▶ _GIVEN PROBLEM_: All the records that follow need to be reproduced exactly. Omit the images.

▶ _DATA EXCERPTS_:
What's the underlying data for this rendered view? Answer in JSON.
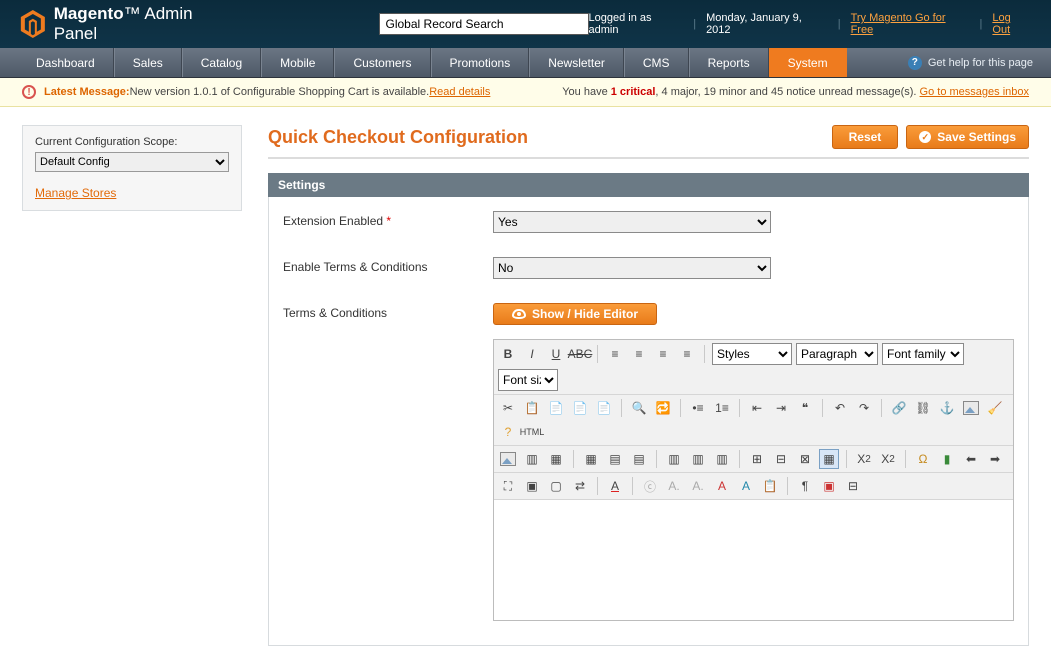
{
  "header": {
    "brand_a": "Magento",
    "brand_b": "Admin Panel",
    "search_placeholder": "Global Record Search",
    "logged_in": "Logged in as admin",
    "date": "Monday, January 9, 2012",
    "try_link": "Try Magento Go for Free",
    "logout": "Log Out"
  },
  "nav": {
    "items": [
      "Dashboard",
      "Sales",
      "Catalog",
      "Mobile",
      "Customers",
      "Promotions",
      "Newsletter",
      "CMS",
      "Reports",
      "System"
    ],
    "active_index": 9,
    "help": "Get help for this page"
  },
  "notice": {
    "prefix": "Latest Message:",
    "msg": " New version 1.0.1 of Configurable Shopping Cart is available. ",
    "details": "Read details",
    "you_have": "You have ",
    "crit_n": "1",
    "crit_t": " critical",
    "rest": ", 4 major, 19 minor and 45 notice unread message(s). ",
    "inbox": "Go to messages inbox"
  },
  "side": {
    "scope_label": "Current Configuration Scope:",
    "scope_value": "Default Config",
    "manage": "Manage Stores"
  },
  "page": {
    "title": "Quick Checkout Configuration",
    "btn_reset": "Reset",
    "btn_save": "Save Settings",
    "section": "Settings",
    "f1_label": "Extension Enabled",
    "f1_value": "Yes",
    "f2_label": "Enable Terms & Conditions",
    "f2_value": "No",
    "f3_label": "Terms & Conditions",
    "toggle_btn": "Show / Hide Editor"
  },
  "editor": {
    "styles": "Styles",
    "para": "Paragraph",
    "ffam": "Font family",
    "fsize": "Font size"
  }
}
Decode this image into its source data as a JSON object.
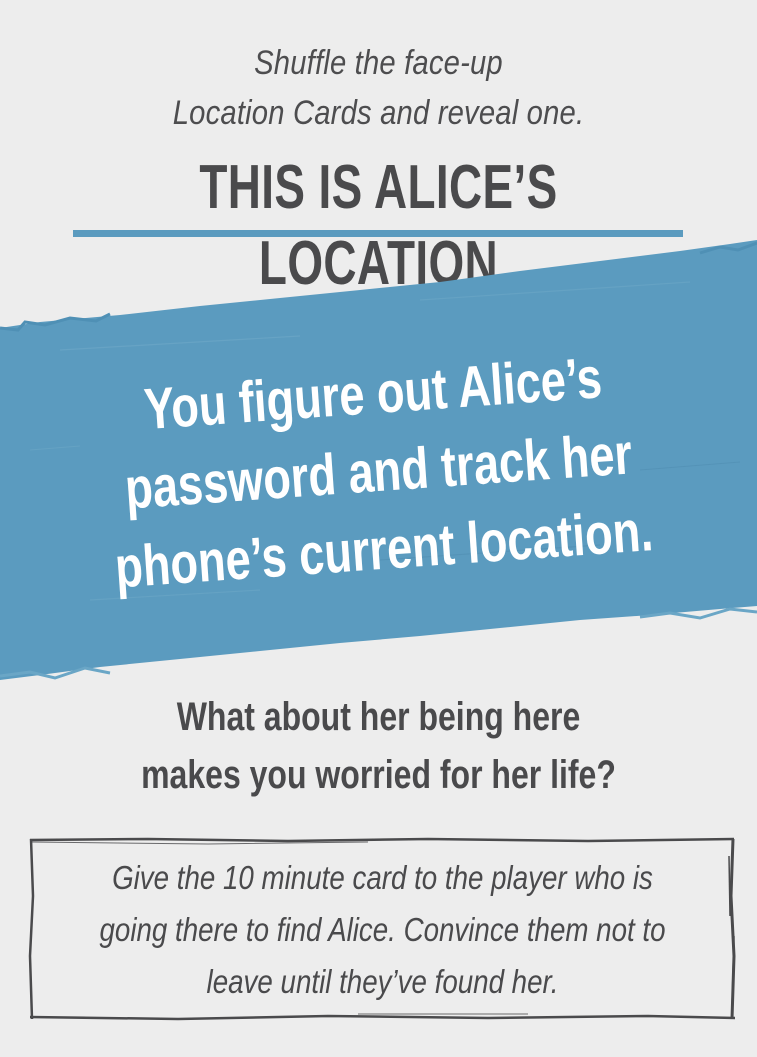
{
  "card": {
    "instruction_lines": [
      "Shuffle the face-up",
      "Location Cards and reveal one."
    ],
    "title": "THIS IS ALICE’S LOCATION",
    "banner_lines": [
      "You figure out Alice’s",
      "password and track her",
      "phone’s current location."
    ],
    "question_lines": [
      "What about her being here",
      "makes you worried for her life?"
    ],
    "note_lines": [
      "Give the 10 minute card to the player who is",
      "going there to find Alice. Convince them not to",
      "leave until they’ve found her."
    ]
  },
  "colors": {
    "background": "#ededed",
    "text": "#4a4a4c",
    "accent_blue": "#5b9bbf",
    "banner_text": "#ffffff"
  }
}
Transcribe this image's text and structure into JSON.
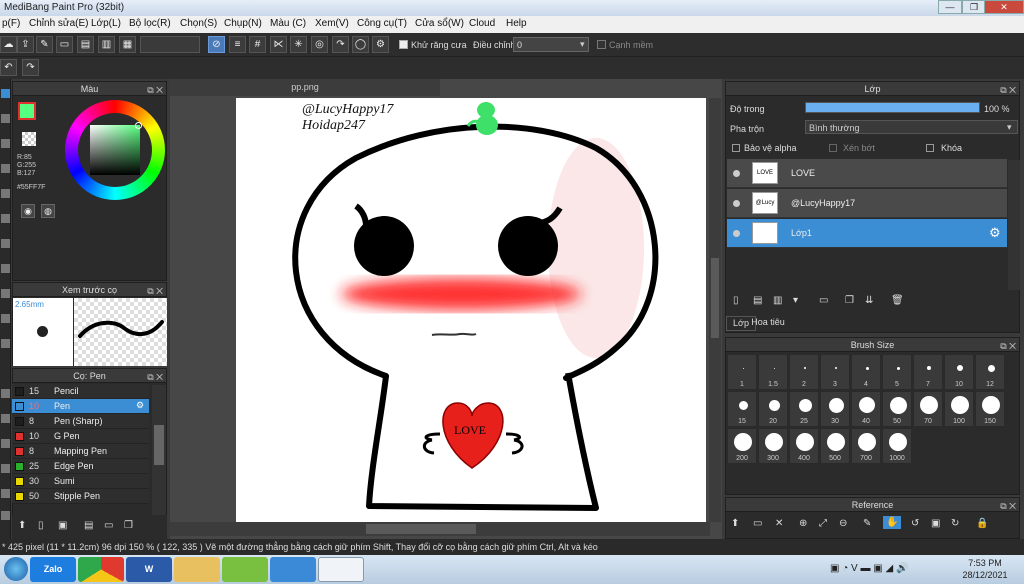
{
  "window": {
    "title": "MediBang Paint Pro (32bit)",
    "min": "—",
    "max": "❐",
    "close": "✕"
  },
  "menu": [
    "p(F)",
    "Chỉnh sửa(E)",
    "Lớp(L)",
    "Bộ lọc(R)",
    "Chọn(S)",
    "Chụp(N)",
    "Màu (C)",
    "Xem(V)",
    "Công cụ(T)",
    "Cửa sổ(W)",
    "Cloud",
    "Help"
  ],
  "toolbar": {
    "antialias_label": "Khử răng cưa",
    "adjust_label": "Điều chỉnh",
    "adjust_value": "0",
    "edge_label": "Cạnh mềm"
  },
  "color_panel": {
    "title": "Màu",
    "r": "R:85",
    "g": "G:255",
    "b": "B:127",
    "hex": "#55FF7F",
    "swatch": "#55FF7F"
  },
  "brush_preview": {
    "title": "Xem trước cọ",
    "size": "2.65mm"
  },
  "brush_panel": {
    "title": "Cọ: Pen",
    "items": [
      {
        "size": "15",
        "name": "Pencil",
        "color": "#1e1e1e"
      },
      {
        "size": "10",
        "name": "Pen",
        "color": "#3c8ed4"
      },
      {
        "size": "8",
        "name": "Pen (Sharp)",
        "color": "#1e1e1e"
      },
      {
        "size": "10",
        "name": "G Pen",
        "color": "#e03030"
      },
      {
        "size": "8",
        "name": "Mapping Pen",
        "color": "#e03030"
      },
      {
        "size": "25",
        "name": "Edge Pen",
        "color": "#2ab02a"
      },
      {
        "size": "30",
        "name": "Sumi",
        "color": "#e8d800"
      },
      {
        "size": "50",
        "name": "Stipple Pen",
        "color": "#e8d800"
      }
    ]
  },
  "document": {
    "tab": "pp.png",
    "text1": "@LucyHappy17",
    "text2": "Hoidap247",
    "heart_text": "LOVE"
  },
  "layer_panel": {
    "title": "Lớp",
    "opacity_label": "Độ trong",
    "opacity_value": 100,
    "opacity_text": "100 %",
    "blend_label": "Pha trộn",
    "blend_value": "Bình thường",
    "protect_alpha": "Bảo vệ alpha",
    "clipping": "Xén bớt",
    "lock": "Khóa",
    "layers": [
      {
        "name": "LOVE",
        "thumb": "LOVE",
        "selected": false
      },
      {
        "name": "@LucyHappy17",
        "thumb": "@Lucy",
        "selected": false
      },
      {
        "name": "Lớp1",
        "thumb": "",
        "selected": true
      }
    ],
    "tabs": [
      "Lớp",
      "Hoa tiêu"
    ]
  },
  "brush_size_panel": {
    "title": "Brush Size",
    "sizes": [
      "1",
      "1.5",
      "2",
      "3",
      "4",
      "5",
      "7",
      "10",
      "12",
      "15",
      "20",
      "25",
      "30",
      "40",
      "50",
      "70",
      "100",
      "150",
      "200",
      "300",
      "400",
      "500",
      "700",
      "1000"
    ]
  },
  "reference_panel": {
    "title": "Reference"
  },
  "status": {
    "text": "* 425 pixel  (11 * 11.2cm)  96 dpi  150 %  ( 122, 335 )  Vẽ một đường thẳng bằng cách giữ phím Shift, Thay đổi cỡ cọ bằng cách giữ phím Ctrl, Alt và kéo"
  },
  "taskbar": {
    "time": "7:53 PM",
    "date": "28/12/2021",
    "apps": [
      "start",
      "Zalo",
      "chrome",
      "W",
      "explorer",
      "app",
      "ie",
      "medibang"
    ]
  },
  "colors": {
    "accent": "#3c8ed4",
    "panel": "#2b2b2b"
  }
}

▶ _WRITTEN ANSWER_:
What's the underlying data for this rendered view? Answer in JSON.
{
  "header": {
    "brand_a": "Magento",
    "brand_b": "Admin Panel",
    "search_placeholder": "Global Record Search",
    "logged_in": "Logged in as admin",
    "date": "Monday, January 9, 2012",
    "try_link": "Try Magento Go for Free",
    "logout": "Log Out"
  },
  "nav": {
    "items": [
      "Dashboard",
      "Sales",
      "Catalog",
      "Mobile",
      "Customers",
      "Promotions",
      "Newsletter",
      "CMS",
      "Reports",
      "System"
    ],
    "active_index": 9,
    "help": "Get help for this page"
  },
  "notice": {
    "prefix": "Latest Message:",
    "msg": " New version 1.0.1 of Configurable Shopping Cart is available. ",
    "details": "Read details",
    "you_have": "You have ",
    "crit_n": "1",
    "crit_t": " critical",
    "rest": ", 4 major, 19 minor and 45 notice unread message(s). ",
    "inbox": "Go to messages inbox"
  },
  "side": {
    "scope_label": "Current Configuration Scope:",
    "scope_value": "Default Config",
    "manage": "Manage Stores"
  },
  "page": {
    "title": "Quick Checkout Configuration",
    "btn_reset": "Reset",
    "btn_save": "Save Settings",
    "section": "Settings",
    "f1_label": "Extension Enabled",
    "f1_value": "Yes",
    "f2_label": "Enable Terms & Conditions",
    "f2_value": "No",
    "f3_label": "Terms & Conditions",
    "toggle_btn": "Show / Hide Editor"
  },
  "editor": {
    "styles": "Styles",
    "para": "Paragraph",
    "ffam": "Font family",
    "fsize": "Font size"
  }
}
Decode this image into its source data as a JSON object.
{
  "card": {
    "instruction_lines": [
      "Shuffle the face-up",
      "Location Cards and reveal one."
    ],
    "title": "THIS IS ALICE’S LOCATION",
    "banner_lines": [
      "You figure out Alice’s",
      "password and track her",
      "phone’s current location."
    ],
    "question_lines": [
      "What about her being here",
      "makes you worried for her life?"
    ],
    "note_lines": [
      "Give the 10 minute card to the player who is",
      "going there to find Alice. Convince them not to",
      "leave until they’ve found her."
    ]
  },
  "colors": {
    "background": "#ededed",
    "text": "#4a4a4c",
    "accent_blue": "#5b9bbf",
    "banner_text": "#ffffff"
  }
}
Transcribe this image's text and structure into JSON.
{
  "window": {
    "title": "MediBang Paint Pro (32bit)",
    "min": "—",
    "max": "❐",
    "close": "✕"
  },
  "menu": [
    "p(F)",
    "Chỉnh sửa(E)",
    "Lớp(L)",
    "Bộ lọc(R)",
    "Chọn(S)",
    "Chụp(N)",
    "Màu (C)",
    "Xem(V)",
    "Công cụ(T)",
    "Cửa sổ(W)",
    "Cloud",
    "Help"
  ],
  "toolbar": {
    "antialias_label": "Khử răng cưa",
    "adjust_label": "Điều chỉnh",
    "adjust_value": "0",
    "edge_label": "Cạnh mềm"
  },
  "color_panel": {
    "title": "Màu",
    "r": "R:85",
    "g": "G:255",
    "b": "B:127",
    "hex": "#55FF7F",
    "swatch": "#55FF7F"
  },
  "brush_preview": {
    "title": "Xem trước cọ",
    "size": "2.65mm"
  },
  "brush_panel": {
    "title": "Cọ: Pen",
    "items": [
      {
        "size": "15",
        "name": "Pencil",
        "color": "#1e1e1e"
      },
      {
        "size": "10",
        "name": "Pen",
        "color": "#3c8ed4"
      },
      {
        "size": "8",
        "name": "Pen (Sharp)",
        "color": "#1e1e1e"
      },
      {
        "size": "10",
        "name": "G Pen",
        "color": "#e03030"
      },
      {
        "size": "8",
        "name": "Mapping Pen",
        "color": "#e03030"
      },
      {
        "size": "25",
        "name": "Edge Pen",
        "color": "#2ab02a"
      },
      {
        "size": "30",
        "name": "Sumi",
        "color": "#e8d800"
      },
      {
        "size": "50",
        "name": "Stipple Pen",
        "color": "#e8d800"
      }
    ]
  },
  "document": {
    "tab": "pp.png",
    "text1": "@LucyHappy17",
    "text2": "Hoidap247",
    "heart_text": "LOVE"
  },
  "layer_panel": {
    "title": "Lớp",
    "opacity_label": "Độ trong",
    "opacity_value": 100,
    "opacity_text": "100 %",
    "blend_label": "Pha trộn",
    "blend_value": "Bình thường",
    "protect_alpha": "Bảo vệ alpha",
    "clipping": "Xén bớt",
    "lock": "Khóa",
    "layers": [
      {
        "name": "LOVE",
        "thumb": "LOVE",
        "selected": false
      },
      {
        "name": "@LucyHappy17",
        "thumb": "@Lucy",
        "selected": false
      },
      {
        "name": "Lớp1",
        "thumb": "",
        "selected": true
      }
    ],
    "tabs": [
      "Lớp",
      "Hoa tiêu"
    ]
  },
  "brush_size_panel": {
    "title": "Brush Size",
    "sizes": [
      "1",
      "1.5",
      "2",
      "3",
      "4",
      "5",
      "7",
      "10",
      "12",
      "15",
      "20",
      "25",
      "30",
      "40",
      "50",
      "70",
      "100",
      "150",
      "200",
      "300",
      "400",
      "500",
      "700",
      "1000"
    ]
  },
  "reference_panel": {
    "title": "Reference"
  },
  "status": {
    "text": "* 425 pixel  (11 * 11.2cm)  96 dpi  150 %  ( 122, 335 )  Vẽ một đường thẳng bằng cách giữ phím Shift, Thay đổi cỡ cọ bằng cách giữ phím Ctrl, Alt và kéo"
  },
  "taskbar": {
    "time": "7:53 PM",
    "date": "28/12/2021",
    "apps": [
      "start",
      "Zalo",
      "chrome",
      "W",
      "explorer",
      "app",
      "ie",
      "medibang"
    ]
  },
  "colors": {
    "accent": "#3c8ed4",
    "panel": "#2b2b2b"
  }
}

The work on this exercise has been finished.